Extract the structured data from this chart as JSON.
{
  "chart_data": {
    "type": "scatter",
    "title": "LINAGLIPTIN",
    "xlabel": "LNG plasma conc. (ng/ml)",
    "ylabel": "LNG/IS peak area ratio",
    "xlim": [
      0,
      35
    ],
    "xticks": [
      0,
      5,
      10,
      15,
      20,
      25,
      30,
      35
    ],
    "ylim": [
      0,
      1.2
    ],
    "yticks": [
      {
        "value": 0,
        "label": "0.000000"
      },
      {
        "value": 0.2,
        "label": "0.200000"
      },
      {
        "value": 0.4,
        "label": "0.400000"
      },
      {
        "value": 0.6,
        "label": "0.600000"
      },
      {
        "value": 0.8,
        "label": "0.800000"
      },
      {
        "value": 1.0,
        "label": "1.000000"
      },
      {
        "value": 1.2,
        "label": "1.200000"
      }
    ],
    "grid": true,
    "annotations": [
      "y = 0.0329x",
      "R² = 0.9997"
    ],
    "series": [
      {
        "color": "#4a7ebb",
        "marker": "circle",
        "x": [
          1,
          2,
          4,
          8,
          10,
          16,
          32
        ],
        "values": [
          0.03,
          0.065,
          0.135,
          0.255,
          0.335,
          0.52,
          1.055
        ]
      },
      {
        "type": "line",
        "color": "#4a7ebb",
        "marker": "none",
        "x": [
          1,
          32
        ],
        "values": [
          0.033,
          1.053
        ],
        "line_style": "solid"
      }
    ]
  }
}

:: EXERCISE REQUIREMENTS ::
Transcribe all lines as written.

:: EXPECTED ANSWER ::
Extract the structured data from this chart as JSON.
{
  "chart_data": {
    "type": "scatter",
    "title": "LINAGLIPTIN",
    "xlabel": "LNG plasma conc. (ng/ml)",
    "ylabel": "LNG/IS peak area ratio",
    "xlim": [
      0,
      35
    ],
    "xticks": [
      0,
      5,
      10,
      15,
      20,
      25,
      30,
      35
    ],
    "ylim": [
      0,
      1.2
    ],
    "yticks": [
      {
        "value": 0,
        "label": "0.000000"
      },
      {
        "value": 0.2,
        "label": "0.200000"
      },
      {
        "value": 0.4,
        "label": "0.400000"
      },
      {
        "value": 0.6,
        "label": "0.600000"
      },
      {
        "value": 0.8,
        "label": "0.800000"
      },
      {
        "value": 1.0,
        "label": "1.000000"
      },
      {
        "value": 1.2,
        "label": "1.200000"
      }
    ],
    "grid": true,
    "annotations": [
      "y = 0.0329x",
      "R² = 0.9997"
    ],
    "series": [
      {
        "color": "#4a7ebb",
        "marker": "circle",
        "x": [
          1,
          2,
          4,
          8,
          10,
          16,
          32
        ],
        "values": [
          0.03,
          0.065,
          0.135,
          0.255,
          0.335,
          0.52,
          1.055
        ]
      },
      {
        "type": "line",
        "color": "#4a7ebb",
        "marker": "none",
        "x": [
          1,
          32
        ],
        "values": [
          0.033,
          1.053
        ],
        "line_style": "solid"
      }
    ]
  }
}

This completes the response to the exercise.